§ **Problem to solve**
For each line in the data below that holds "JSON", return a copy.

— Start of Given data —

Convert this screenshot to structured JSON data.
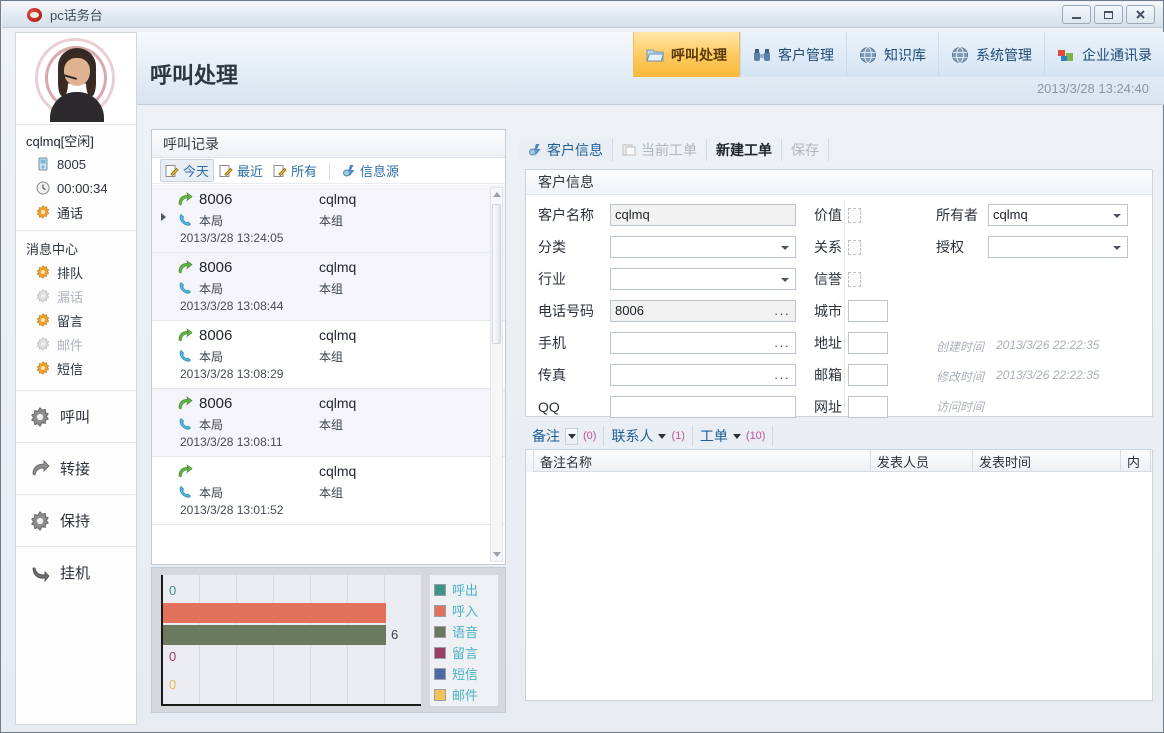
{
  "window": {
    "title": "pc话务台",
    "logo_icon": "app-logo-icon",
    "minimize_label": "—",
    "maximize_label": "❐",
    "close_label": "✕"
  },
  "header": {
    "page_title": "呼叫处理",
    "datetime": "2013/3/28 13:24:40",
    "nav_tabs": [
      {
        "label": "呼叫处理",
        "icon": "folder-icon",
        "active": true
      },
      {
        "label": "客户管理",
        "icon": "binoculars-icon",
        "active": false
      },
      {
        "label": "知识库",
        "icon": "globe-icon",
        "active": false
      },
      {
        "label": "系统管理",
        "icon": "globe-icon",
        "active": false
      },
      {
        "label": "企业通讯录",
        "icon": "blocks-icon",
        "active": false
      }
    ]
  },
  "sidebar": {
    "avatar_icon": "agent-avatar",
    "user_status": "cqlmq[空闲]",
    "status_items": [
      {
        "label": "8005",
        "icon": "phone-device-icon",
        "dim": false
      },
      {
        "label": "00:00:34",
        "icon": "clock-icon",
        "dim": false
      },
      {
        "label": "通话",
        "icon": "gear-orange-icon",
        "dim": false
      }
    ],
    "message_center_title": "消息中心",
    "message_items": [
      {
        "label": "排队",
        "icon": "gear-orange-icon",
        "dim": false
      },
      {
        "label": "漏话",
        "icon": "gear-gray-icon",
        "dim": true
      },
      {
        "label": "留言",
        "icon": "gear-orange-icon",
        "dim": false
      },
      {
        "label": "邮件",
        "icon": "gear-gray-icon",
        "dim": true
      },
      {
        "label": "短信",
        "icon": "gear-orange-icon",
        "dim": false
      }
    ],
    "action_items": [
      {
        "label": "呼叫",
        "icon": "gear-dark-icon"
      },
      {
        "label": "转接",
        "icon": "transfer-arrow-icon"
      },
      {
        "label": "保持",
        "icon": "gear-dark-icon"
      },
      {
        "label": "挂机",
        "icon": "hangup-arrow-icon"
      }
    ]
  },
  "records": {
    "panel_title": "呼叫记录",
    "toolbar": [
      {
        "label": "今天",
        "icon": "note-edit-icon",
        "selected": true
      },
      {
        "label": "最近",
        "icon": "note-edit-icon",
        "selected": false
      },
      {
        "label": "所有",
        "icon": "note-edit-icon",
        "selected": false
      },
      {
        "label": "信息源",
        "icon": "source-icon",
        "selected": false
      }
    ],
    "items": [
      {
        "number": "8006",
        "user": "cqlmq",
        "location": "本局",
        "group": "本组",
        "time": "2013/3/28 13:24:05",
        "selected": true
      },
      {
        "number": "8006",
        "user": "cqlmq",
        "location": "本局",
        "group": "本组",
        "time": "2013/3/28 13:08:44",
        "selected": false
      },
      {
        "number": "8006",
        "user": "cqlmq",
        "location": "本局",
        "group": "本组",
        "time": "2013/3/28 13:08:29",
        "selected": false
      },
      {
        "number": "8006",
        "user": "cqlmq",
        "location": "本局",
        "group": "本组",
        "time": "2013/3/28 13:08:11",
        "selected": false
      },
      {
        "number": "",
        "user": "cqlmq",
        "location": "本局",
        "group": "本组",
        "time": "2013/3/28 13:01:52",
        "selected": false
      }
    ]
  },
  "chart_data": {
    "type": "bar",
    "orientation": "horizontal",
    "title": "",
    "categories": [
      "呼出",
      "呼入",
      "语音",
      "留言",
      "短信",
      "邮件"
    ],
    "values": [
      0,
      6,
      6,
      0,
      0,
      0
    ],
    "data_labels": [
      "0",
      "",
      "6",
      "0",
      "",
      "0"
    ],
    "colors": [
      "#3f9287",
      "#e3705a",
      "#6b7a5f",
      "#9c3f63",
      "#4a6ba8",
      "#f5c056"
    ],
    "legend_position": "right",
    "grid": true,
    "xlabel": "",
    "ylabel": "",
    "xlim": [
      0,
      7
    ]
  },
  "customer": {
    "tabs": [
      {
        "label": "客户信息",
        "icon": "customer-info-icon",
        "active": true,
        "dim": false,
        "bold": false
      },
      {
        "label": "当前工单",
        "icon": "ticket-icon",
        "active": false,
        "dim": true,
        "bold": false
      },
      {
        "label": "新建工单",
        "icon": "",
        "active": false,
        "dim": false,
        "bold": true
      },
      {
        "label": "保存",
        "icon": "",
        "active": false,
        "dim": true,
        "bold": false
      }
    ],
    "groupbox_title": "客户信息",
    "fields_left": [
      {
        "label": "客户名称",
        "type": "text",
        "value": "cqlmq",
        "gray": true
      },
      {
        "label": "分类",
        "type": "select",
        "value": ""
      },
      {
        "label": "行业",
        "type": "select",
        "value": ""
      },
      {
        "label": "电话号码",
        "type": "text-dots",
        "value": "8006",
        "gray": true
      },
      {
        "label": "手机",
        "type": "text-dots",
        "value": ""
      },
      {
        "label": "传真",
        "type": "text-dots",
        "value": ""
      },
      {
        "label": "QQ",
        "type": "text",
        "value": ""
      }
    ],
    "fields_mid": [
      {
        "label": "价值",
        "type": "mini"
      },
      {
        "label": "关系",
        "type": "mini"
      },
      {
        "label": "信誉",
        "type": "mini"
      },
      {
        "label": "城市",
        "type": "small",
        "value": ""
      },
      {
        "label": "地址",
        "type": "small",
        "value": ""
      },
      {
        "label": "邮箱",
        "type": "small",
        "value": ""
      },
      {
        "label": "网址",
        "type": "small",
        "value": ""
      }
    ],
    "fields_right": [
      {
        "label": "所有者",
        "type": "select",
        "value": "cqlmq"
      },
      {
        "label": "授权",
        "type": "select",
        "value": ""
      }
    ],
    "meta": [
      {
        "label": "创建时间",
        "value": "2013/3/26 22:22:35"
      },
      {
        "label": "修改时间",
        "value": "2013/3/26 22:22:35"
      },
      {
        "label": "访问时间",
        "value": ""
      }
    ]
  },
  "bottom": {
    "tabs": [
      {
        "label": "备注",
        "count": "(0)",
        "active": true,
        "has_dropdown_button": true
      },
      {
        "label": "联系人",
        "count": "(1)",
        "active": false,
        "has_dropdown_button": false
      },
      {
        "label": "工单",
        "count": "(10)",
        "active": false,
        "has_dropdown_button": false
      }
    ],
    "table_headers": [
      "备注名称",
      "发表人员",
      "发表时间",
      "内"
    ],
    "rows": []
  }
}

— End of Given data —
— Start of Given data —

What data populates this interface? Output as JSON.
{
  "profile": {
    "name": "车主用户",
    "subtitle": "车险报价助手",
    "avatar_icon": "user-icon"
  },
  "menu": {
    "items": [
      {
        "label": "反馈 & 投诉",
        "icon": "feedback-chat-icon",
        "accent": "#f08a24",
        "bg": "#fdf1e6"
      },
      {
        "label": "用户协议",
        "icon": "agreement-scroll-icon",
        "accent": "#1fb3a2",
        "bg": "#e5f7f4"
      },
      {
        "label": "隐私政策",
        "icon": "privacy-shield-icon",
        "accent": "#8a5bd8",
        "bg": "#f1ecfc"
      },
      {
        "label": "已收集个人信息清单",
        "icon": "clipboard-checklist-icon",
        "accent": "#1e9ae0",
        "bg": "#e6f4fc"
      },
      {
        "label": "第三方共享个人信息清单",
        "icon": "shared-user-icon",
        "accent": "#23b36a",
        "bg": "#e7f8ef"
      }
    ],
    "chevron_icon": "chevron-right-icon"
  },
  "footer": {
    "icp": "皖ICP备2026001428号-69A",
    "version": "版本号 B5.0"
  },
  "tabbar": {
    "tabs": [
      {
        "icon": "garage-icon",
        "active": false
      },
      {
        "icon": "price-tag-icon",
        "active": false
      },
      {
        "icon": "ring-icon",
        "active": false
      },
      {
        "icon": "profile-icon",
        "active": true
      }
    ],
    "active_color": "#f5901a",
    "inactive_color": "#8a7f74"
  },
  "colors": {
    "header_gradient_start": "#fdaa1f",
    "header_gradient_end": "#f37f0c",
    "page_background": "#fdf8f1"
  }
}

— End of Given data —

§ **Finished task**
Convert this screenshot to structured JSON data.
What data populates this interface? Output as JSON.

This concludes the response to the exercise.